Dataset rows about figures
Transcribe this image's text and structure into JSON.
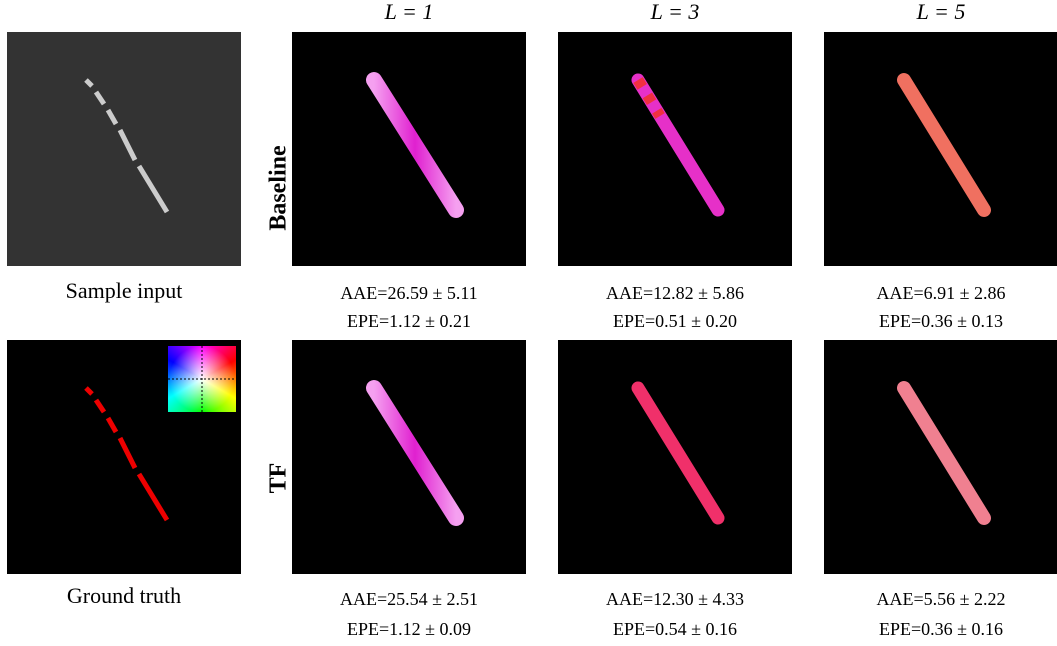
{
  "columns": [
    "L = 1",
    "L = 3",
    "L = 5"
  ],
  "left_captions": [
    "Sample input",
    "Ground truth"
  ],
  "rows": [
    {
      "label": "Baseline",
      "metrics": [
        {
          "aae": "AAE=26.59 ± 5.11",
          "epe": "EPE=1.12 ± 0.21"
        },
        {
          "aae": "AAE=12.82 ± 5.86",
          "epe": "EPE=0.51 ± 0.20"
        },
        {
          "aae": "AAE=6.91 ± 2.86",
          "epe": "EPE=0.36 ± 0.13"
        }
      ]
    },
    {
      "label": "TF",
      "metrics": [
        {
          "aae": "AAE=25.54 ± 2.51",
          "epe": "EPE=1.12 ± 0.09"
        },
        {
          "aae": "AAE=12.30 ± 4.33",
          "epe": "EPE=0.54 ± 0.16"
        },
        {
          "aae": "AAE=5.56 ± 2.22",
          "epe": "EPE=0.36 ± 0.16"
        }
      ]
    }
  ]
}
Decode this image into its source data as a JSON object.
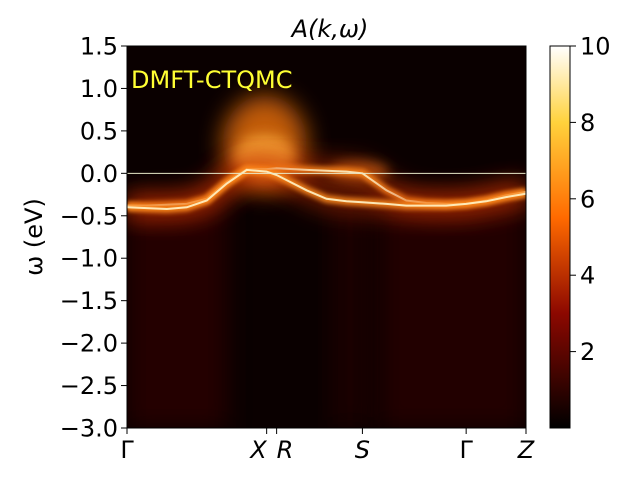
{
  "chart_data": {
    "type": "heatmap",
    "title": "A(k,ω)",
    "ylabel": "ω (eV)",
    "xlabel": "",
    "annotation": "DMFT-CTQMC",
    "ylim": [
      -3.0,
      1.5
    ],
    "yticks": [
      "1.5",
      "1.0",
      "0.5",
      "0.0",
      "−0.5",
      "−1.0",
      "−1.5",
      "−2.0",
      "−2.5",
      "−3.0"
    ],
    "yticks_values": [
      1.5,
      1.0,
      0.5,
      0.0,
      -0.5,
      -1.0,
      -1.5,
      -2.0,
      -2.5,
      -3.0
    ],
    "k_path_labels": [
      "Γ",
      "X",
      "R",
      "S",
      "Γ",
      "Z"
    ],
    "k_path_positions": [
      0.0,
      0.35,
      0.375,
      0.59,
      0.85,
      1.0
    ],
    "fermi_level": 0.0,
    "colorbar": {
      "min": 0.0,
      "max": 10.0,
      "ticks": [
        "2",
        "4",
        "6",
        "8",
        "10"
      ],
      "tick_values": [
        2,
        4,
        6,
        8,
        10
      ],
      "colormap": "afmhot"
    },
    "band_dispersion": {
      "description_values": "band energy (eV) vs k-path fraction",
      "k": [
        0.0,
        0.05,
        0.1,
        0.15,
        0.2,
        0.25,
        0.3,
        0.35,
        0.375,
        0.45,
        0.5,
        0.55,
        0.59,
        0.65,
        0.7,
        0.75,
        0.8,
        0.85,
        0.9,
        0.95,
        1.0
      ],
      "band1": [
        -0.38,
        -0.38,
        -0.37,
        -0.36,
        -0.3,
        -0.1,
        0.05,
        0.05,
        0.06,
        0.04,
        0.03,
        0.02,
        0.0,
        -0.2,
        -0.32,
        -0.35,
        -0.36,
        -0.36,
        -0.32,
        -0.26,
        -0.22
      ],
      "band2": [
        -0.4,
        -0.41,
        -0.42,
        -0.4,
        -0.32,
        -0.12,
        0.04,
        0.02,
        -0.02,
        -0.2,
        -0.3,
        -0.33,
        -0.34,
        -0.36,
        -0.38,
        -0.38,
        -0.38,
        -0.36,
        -0.33,
        -0.28,
        -0.24
      ]
    }
  }
}
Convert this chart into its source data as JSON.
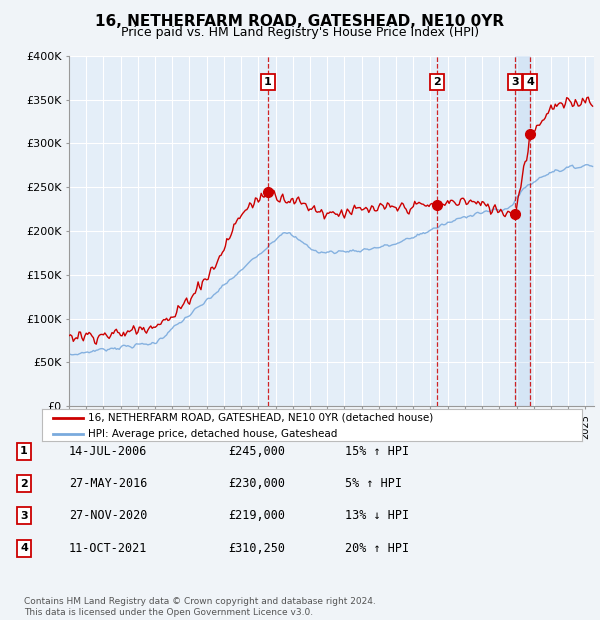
{
  "title": "16, NETHERFARM ROAD, GATESHEAD, NE10 0YR",
  "subtitle": "Price paid vs. HM Land Registry's House Price Index (HPI)",
  "ylim": [
    0,
    400000
  ],
  "yticks": [
    0,
    50000,
    100000,
    150000,
    200000,
    250000,
    300000,
    350000,
    400000
  ],
  "ytick_labels": [
    "£0",
    "£50K",
    "£100K",
    "£150K",
    "£200K",
    "£250K",
    "£300K",
    "£350K",
    "£400K"
  ],
  "background_color": "#f0f4f8",
  "plot_bg_color": "#e4eef8",
  "grid_color": "#ffffff",
  "line1_color": "#cc0000",
  "line2_color": "#7aaadd",
  "marker_color": "#cc0000",
  "dashed_color": "#cc0000",
  "legend1": "16, NETHERFARM ROAD, GATESHEAD, NE10 0YR (detached house)",
  "legend2": "HPI: Average price, detached house, Gateshead",
  "table_rows": [
    {
      "num": "1",
      "date": "14-JUL-2006",
      "price": "£245,000",
      "change": "15% ↑ HPI"
    },
    {
      "num": "2",
      "date": "27-MAY-2016",
      "price": "£230,000",
      "change": "5% ↑ HPI"
    },
    {
      "num": "3",
      "date": "27-NOV-2020",
      "price": "£219,000",
      "change": "13% ↓ HPI"
    },
    {
      "num": "4",
      "date": "11-OCT-2021",
      "price": "£310,250",
      "change": "20% ↑ HPI"
    }
  ],
  "footer": "Contains HM Land Registry data © Crown copyright and database right 2024.\nThis data is licensed under the Open Government Licence v3.0.",
  "sale_date_nums": [
    2006.542,
    2016.4,
    2020.917,
    2021.792
  ],
  "sale_prices": [
    245000,
    230000,
    219000,
    310250
  ],
  "start_year": 1995,
  "end_year": 2025
}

Aim of the task
Select every line in the material above where the string "into" occurs, and copy it.

Exercise solution
Transcribe this image's text and structure into JSON.
Decode this image into its source data as a JSON object.
Convert this chart into its source data as JSON.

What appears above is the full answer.